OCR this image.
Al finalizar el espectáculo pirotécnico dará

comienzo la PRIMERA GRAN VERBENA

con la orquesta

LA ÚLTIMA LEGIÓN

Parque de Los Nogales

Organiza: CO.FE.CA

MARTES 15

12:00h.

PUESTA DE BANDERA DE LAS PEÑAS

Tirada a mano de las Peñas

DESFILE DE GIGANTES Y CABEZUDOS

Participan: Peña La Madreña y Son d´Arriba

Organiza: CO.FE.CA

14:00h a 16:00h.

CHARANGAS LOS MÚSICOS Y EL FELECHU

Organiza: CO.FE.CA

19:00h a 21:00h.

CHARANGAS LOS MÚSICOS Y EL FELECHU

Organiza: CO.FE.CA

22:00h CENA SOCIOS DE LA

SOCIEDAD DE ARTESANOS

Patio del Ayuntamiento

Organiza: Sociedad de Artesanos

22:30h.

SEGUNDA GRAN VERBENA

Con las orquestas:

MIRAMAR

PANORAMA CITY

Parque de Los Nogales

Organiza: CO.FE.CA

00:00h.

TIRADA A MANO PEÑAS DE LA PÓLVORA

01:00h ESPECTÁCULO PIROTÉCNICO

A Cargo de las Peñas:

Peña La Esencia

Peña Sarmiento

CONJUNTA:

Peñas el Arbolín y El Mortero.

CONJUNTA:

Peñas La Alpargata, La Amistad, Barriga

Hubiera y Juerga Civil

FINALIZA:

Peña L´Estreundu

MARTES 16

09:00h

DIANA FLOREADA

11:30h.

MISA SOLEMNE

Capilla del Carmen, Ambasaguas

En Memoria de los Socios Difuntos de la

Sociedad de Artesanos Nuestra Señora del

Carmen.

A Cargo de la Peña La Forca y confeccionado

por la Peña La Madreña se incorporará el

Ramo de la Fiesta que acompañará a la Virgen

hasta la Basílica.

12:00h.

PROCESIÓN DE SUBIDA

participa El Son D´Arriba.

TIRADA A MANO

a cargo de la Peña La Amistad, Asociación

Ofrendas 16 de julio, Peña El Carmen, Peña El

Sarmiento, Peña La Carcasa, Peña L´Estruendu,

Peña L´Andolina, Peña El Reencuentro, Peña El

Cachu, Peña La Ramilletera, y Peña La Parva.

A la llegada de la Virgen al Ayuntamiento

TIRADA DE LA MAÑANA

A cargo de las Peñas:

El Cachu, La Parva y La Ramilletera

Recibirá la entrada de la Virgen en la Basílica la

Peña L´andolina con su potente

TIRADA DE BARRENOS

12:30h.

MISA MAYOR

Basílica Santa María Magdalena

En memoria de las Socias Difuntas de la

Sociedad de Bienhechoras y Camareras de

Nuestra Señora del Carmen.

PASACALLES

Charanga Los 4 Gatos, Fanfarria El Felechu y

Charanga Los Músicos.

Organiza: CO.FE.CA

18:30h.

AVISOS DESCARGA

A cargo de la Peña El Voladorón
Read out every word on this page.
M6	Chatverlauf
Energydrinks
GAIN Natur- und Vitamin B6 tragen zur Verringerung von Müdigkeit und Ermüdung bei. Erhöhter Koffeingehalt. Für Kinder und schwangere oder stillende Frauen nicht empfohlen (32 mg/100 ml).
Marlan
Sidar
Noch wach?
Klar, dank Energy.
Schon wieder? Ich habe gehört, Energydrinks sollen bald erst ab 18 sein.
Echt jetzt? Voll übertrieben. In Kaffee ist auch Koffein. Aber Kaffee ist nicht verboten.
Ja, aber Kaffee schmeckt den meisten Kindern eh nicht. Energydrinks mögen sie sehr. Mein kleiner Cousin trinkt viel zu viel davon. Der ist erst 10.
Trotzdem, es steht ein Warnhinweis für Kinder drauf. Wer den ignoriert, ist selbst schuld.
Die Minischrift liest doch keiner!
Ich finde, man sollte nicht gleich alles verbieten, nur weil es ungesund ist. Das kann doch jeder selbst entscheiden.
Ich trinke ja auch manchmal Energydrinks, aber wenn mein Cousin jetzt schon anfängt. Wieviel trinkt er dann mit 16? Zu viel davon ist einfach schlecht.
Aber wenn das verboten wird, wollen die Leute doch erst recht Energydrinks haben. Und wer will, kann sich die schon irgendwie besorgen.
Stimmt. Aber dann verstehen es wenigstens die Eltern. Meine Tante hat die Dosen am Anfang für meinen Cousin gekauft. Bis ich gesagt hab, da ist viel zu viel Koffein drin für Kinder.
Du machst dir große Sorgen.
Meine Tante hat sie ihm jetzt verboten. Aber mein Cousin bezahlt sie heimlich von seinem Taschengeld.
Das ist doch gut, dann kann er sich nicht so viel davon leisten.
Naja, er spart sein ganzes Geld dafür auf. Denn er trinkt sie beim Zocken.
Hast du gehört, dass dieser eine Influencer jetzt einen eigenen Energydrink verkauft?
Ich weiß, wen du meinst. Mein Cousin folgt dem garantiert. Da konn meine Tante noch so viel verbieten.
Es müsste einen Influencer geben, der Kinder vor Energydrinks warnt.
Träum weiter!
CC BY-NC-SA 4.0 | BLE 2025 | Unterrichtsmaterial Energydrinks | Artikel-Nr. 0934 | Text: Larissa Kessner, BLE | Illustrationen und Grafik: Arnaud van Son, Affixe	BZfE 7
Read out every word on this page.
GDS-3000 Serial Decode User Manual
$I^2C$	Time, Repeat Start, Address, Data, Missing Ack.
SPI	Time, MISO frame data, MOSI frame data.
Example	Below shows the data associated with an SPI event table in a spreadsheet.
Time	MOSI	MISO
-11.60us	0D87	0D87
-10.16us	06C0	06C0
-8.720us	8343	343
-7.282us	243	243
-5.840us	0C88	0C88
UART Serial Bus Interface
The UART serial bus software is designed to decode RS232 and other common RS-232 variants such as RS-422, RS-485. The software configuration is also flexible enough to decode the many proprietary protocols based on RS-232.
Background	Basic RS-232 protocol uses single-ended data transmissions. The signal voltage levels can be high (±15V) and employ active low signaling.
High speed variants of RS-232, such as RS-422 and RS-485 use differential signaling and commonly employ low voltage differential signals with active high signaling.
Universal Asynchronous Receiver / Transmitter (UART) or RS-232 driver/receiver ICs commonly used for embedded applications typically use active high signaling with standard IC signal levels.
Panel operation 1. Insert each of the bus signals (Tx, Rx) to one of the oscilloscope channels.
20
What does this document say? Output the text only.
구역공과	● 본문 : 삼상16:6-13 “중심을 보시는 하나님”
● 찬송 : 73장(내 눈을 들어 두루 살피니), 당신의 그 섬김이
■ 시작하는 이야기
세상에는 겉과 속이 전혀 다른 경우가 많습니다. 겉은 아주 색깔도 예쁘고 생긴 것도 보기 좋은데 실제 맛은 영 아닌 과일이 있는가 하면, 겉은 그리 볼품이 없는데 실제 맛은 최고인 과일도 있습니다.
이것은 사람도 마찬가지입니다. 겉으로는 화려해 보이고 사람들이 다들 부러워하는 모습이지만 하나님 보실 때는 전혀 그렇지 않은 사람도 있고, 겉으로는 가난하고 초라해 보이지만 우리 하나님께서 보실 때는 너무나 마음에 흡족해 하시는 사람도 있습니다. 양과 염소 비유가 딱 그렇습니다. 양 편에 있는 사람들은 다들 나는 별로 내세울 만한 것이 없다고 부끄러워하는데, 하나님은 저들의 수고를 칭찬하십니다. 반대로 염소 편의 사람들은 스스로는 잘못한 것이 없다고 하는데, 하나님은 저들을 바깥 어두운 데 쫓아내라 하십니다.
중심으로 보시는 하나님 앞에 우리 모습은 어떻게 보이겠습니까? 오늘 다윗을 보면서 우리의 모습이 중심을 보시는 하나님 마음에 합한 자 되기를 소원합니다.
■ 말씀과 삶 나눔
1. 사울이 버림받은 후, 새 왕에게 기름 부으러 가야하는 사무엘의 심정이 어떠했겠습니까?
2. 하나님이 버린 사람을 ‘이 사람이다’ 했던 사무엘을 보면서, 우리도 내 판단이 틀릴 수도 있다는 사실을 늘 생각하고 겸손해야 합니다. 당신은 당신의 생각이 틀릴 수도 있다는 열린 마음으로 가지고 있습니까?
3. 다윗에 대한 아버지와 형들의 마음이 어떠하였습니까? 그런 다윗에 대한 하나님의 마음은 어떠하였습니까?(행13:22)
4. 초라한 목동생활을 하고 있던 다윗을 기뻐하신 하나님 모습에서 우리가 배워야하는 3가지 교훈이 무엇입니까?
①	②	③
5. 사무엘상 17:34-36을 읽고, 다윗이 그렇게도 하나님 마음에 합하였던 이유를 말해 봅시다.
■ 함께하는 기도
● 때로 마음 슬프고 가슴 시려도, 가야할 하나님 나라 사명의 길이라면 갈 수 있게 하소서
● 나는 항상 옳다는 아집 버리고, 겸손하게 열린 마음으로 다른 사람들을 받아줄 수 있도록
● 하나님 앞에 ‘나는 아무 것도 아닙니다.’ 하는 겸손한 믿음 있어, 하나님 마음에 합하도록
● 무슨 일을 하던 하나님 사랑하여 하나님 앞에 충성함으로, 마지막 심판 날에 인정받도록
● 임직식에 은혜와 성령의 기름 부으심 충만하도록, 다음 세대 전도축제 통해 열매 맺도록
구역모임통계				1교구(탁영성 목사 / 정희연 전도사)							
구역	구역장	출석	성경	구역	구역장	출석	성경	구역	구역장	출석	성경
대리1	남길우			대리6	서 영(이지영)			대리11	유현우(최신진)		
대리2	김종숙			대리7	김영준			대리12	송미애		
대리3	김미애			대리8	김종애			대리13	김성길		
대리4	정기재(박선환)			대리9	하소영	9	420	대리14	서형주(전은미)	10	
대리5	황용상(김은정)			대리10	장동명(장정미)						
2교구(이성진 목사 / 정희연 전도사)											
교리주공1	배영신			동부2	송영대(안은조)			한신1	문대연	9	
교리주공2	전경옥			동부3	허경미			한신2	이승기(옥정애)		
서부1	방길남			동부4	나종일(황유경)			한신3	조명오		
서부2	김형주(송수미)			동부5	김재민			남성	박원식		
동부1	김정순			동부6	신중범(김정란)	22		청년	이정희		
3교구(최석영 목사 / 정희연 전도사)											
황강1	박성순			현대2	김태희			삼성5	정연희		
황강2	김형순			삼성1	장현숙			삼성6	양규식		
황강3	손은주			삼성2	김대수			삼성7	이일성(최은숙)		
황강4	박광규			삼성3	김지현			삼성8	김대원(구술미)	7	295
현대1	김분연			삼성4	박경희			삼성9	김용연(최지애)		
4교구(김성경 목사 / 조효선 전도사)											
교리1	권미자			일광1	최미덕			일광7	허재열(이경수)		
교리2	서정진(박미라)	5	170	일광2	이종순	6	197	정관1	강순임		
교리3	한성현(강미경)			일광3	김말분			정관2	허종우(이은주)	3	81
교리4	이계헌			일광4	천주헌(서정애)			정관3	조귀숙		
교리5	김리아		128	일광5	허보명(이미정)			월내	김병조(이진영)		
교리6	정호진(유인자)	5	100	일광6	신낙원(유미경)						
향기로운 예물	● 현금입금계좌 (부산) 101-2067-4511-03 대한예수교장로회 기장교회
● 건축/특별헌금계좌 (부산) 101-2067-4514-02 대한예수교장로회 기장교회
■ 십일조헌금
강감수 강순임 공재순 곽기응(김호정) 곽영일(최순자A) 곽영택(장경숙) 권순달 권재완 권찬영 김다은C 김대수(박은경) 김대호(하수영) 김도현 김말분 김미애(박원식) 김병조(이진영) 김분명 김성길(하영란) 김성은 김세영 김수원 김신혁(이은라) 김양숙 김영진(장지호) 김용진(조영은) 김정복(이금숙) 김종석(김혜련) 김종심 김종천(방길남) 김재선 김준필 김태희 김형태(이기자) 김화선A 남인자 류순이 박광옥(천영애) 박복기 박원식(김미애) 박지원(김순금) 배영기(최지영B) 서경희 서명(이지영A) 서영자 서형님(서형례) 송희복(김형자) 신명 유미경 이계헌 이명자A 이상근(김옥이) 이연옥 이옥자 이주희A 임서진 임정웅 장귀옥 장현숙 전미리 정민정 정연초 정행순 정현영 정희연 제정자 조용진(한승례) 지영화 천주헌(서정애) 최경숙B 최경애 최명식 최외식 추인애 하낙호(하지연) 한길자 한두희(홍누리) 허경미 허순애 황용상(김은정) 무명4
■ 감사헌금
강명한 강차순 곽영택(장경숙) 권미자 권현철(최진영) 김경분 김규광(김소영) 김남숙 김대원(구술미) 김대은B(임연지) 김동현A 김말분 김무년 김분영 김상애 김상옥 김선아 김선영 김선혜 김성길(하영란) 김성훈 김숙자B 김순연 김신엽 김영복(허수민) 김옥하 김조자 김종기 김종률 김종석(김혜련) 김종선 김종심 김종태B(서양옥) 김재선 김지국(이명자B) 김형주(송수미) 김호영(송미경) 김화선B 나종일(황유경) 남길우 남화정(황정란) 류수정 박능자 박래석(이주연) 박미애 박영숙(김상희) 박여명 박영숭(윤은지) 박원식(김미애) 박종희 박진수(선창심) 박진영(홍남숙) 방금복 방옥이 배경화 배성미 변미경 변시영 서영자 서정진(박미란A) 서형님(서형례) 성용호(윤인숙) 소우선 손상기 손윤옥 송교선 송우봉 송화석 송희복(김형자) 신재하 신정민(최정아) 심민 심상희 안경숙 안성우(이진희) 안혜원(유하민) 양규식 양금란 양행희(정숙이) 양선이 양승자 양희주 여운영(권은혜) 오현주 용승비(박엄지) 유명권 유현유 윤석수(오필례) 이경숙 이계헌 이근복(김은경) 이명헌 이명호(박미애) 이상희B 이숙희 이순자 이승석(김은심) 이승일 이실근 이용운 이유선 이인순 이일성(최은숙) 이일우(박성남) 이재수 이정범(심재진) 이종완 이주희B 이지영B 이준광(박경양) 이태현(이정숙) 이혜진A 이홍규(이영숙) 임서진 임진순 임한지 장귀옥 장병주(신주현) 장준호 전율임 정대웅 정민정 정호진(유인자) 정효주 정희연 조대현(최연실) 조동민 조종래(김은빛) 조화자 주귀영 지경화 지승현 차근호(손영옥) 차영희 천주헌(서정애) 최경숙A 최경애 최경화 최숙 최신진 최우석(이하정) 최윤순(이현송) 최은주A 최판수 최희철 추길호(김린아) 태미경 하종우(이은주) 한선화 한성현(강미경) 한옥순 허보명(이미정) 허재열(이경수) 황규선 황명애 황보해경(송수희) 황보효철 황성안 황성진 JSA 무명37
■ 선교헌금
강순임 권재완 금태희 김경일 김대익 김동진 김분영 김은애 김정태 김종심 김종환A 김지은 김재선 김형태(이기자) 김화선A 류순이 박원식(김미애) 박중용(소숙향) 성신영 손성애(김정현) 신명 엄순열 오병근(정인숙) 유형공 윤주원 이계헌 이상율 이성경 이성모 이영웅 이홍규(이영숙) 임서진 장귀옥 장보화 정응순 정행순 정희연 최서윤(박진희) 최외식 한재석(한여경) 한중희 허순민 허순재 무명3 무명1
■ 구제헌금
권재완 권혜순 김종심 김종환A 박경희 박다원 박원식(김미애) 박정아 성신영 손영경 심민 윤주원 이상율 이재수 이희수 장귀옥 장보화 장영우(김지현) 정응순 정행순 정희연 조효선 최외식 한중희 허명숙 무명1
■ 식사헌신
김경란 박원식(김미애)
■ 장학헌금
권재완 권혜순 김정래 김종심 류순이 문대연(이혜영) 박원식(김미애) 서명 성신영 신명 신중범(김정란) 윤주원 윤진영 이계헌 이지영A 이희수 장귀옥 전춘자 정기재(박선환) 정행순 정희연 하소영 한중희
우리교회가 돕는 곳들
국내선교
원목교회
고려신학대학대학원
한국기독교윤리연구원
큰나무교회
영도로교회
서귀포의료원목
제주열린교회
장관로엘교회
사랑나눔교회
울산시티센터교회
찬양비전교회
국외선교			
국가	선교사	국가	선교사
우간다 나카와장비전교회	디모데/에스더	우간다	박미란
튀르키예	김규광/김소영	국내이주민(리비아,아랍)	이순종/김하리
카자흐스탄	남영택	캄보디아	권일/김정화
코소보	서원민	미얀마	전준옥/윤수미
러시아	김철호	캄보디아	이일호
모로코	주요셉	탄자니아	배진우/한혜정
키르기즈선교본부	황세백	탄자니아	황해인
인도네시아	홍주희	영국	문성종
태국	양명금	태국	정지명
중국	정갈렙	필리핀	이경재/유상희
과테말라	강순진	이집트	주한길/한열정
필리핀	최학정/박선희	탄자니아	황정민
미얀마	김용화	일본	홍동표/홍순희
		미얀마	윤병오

+--

* **YOUR GOAL**
Exactly how many lines of the listing above contain the string "Basílica"? Give no more than the number.

* **CORRECT ANSWER**
3